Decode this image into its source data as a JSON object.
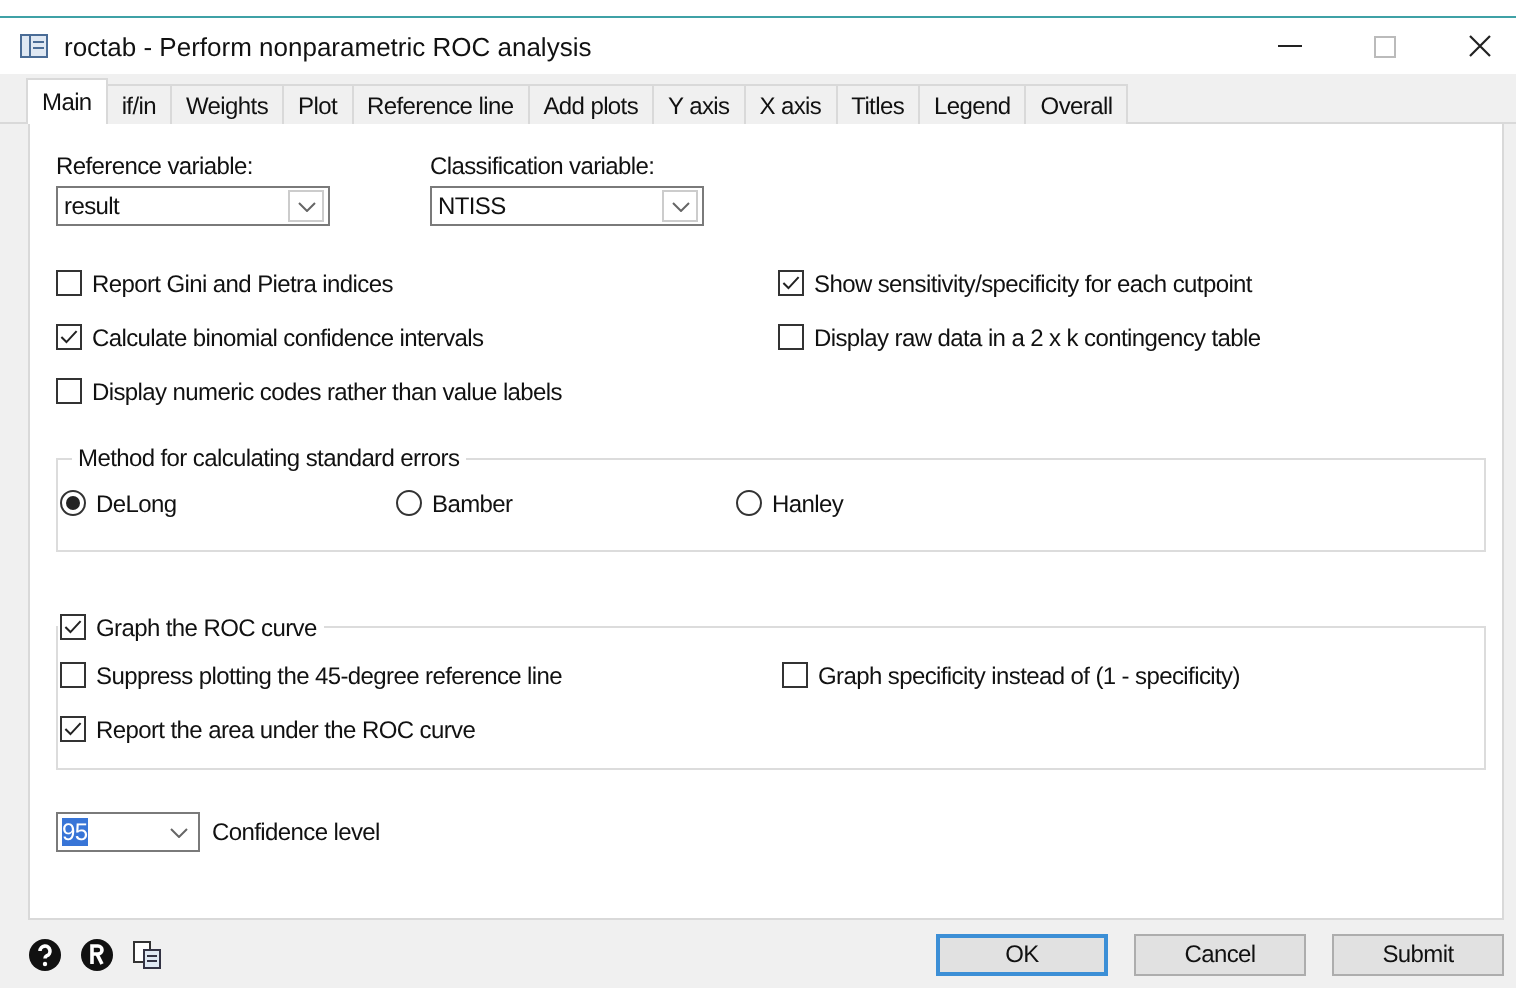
{
  "window": {
    "title": "roctab - Perform nonparametric ROC analysis"
  },
  "tabs": [
    {
      "label": "Main",
      "selected": true
    },
    {
      "label": "if/in",
      "selected": false
    },
    {
      "label": "Weights",
      "selected": false
    },
    {
      "label": "Plot",
      "selected": false
    },
    {
      "label": "Reference line",
      "selected": false
    },
    {
      "label": "Add plots",
      "selected": false
    },
    {
      "label": "Y axis",
      "selected": false
    },
    {
      "label": "X axis",
      "selected": false
    },
    {
      "label": "Titles",
      "selected": false
    },
    {
      "label": "Legend",
      "selected": false
    },
    {
      "label": "Overall",
      "selected": false
    }
  ],
  "fields": [
    {
      "label": "Reference variable:",
      "value": "result"
    },
    {
      "label": "Classification variable:",
      "value": "NTISS"
    }
  ],
  "options": [
    {
      "label": "Report Gini and Pietra indices",
      "checked": false
    },
    {
      "label": "Show sensitivity/specificity for each cutpoint",
      "checked": true
    },
    {
      "label": "Calculate binomial confidence intervals",
      "checked": true
    },
    {
      "label": "Display raw data in a 2 x k contingency table",
      "checked": false
    },
    {
      "label": "Display numeric codes rather than value labels",
      "checked": false
    }
  ],
  "standard_errors": {
    "title": "Method for calculating standard errors",
    "methods": [
      {
        "label": "DeLong",
        "selected": true
      },
      {
        "label": "Bamber",
        "selected": false
      },
      {
        "label": "Hanley",
        "selected": false
      }
    ]
  },
  "graph": {
    "label": "Graph the ROC curve",
    "checked": true,
    "options": [
      {
        "label": "Suppress plotting the 45-degree reference line",
        "checked": false
      },
      {
        "label": "Graph specificity instead of (1 - specificity)",
        "checked": false
      },
      {
        "label": "Report the area under the ROC curve",
        "checked": true
      }
    ]
  },
  "confidence": {
    "value": "95",
    "label": "Confidence level"
  },
  "buttons": [
    {
      "label": "OK",
      "default": true
    },
    {
      "label": "Cancel",
      "default": false
    },
    {
      "label": "Submit",
      "default": false
    }
  ]
}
--
# WRITTEN TASK
Extract, from the material above, each line holding the word "curve".

# THE RESULT
    "label": "Graph the ROC curve",
        "label": "Report the area under the ROC curve",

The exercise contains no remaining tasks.